• Provided material:
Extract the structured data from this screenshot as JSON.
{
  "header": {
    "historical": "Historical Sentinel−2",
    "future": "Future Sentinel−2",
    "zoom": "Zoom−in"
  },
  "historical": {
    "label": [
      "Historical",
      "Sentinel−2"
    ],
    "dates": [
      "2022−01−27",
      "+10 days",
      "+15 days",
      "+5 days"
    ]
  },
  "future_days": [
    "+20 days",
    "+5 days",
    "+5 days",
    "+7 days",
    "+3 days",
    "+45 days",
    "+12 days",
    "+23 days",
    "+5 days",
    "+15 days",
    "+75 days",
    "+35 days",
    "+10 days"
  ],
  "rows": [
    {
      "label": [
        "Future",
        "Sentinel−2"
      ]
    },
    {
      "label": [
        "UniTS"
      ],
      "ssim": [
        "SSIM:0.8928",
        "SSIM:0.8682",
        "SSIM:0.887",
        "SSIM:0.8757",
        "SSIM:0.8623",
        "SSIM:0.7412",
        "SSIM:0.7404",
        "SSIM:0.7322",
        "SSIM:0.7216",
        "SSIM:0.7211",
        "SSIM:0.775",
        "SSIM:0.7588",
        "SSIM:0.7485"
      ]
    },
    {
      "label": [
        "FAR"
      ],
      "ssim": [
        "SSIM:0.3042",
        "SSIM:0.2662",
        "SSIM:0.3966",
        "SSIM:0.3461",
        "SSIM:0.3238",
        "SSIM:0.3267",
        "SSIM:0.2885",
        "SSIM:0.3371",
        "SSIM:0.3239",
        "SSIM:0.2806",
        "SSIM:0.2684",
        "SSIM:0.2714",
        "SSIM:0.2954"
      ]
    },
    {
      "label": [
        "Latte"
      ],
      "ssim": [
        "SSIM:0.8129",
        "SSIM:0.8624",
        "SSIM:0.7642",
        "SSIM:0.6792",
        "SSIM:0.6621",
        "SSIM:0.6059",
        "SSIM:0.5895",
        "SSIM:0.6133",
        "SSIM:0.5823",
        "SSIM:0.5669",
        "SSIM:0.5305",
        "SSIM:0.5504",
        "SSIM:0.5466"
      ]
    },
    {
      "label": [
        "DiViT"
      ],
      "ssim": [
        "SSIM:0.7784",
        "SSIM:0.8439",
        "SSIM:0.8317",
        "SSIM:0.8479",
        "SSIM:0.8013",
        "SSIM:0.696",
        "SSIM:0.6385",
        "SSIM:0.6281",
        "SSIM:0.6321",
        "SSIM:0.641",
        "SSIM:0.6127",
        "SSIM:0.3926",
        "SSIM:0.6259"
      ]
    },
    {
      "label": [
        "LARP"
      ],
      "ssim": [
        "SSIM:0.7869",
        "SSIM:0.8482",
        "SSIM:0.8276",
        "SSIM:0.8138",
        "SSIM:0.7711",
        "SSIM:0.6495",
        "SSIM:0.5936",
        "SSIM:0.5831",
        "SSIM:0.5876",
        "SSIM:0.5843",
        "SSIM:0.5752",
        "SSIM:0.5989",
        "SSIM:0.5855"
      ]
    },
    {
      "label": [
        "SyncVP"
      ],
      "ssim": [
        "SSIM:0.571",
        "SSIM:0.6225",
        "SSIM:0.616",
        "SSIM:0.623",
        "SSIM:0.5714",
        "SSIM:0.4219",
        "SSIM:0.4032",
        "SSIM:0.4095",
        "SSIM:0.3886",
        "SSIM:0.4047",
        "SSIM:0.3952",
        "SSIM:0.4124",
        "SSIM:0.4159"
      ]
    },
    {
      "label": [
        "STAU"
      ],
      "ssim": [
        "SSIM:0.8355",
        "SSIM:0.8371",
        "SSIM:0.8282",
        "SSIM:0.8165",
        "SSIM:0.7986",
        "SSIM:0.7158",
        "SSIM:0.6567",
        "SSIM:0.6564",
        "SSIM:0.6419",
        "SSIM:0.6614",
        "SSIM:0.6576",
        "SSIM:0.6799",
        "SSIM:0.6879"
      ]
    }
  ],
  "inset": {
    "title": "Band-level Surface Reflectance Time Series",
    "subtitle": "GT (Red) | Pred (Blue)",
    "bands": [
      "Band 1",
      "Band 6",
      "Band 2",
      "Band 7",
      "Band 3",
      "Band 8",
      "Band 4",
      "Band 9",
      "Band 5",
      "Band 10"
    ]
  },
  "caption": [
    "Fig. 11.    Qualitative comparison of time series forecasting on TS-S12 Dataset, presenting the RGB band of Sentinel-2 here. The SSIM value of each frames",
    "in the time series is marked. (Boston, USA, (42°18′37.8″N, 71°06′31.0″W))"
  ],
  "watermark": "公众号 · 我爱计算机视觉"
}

• The request:
Copy every line of the listing that includes the string "Sentinel".

• Finished exercise:
    "historical": "Historical Sentinel−2",
    "future": "Future Sentinel−2",
      "Sentinel−2"
        "Sentinel−2"
    "Fig. 11.    Qualitative comparison of time series forecasting on TS-S12 Dataset, presenting the RGB band of Sentinel-2 here. The SSIM value of each frames",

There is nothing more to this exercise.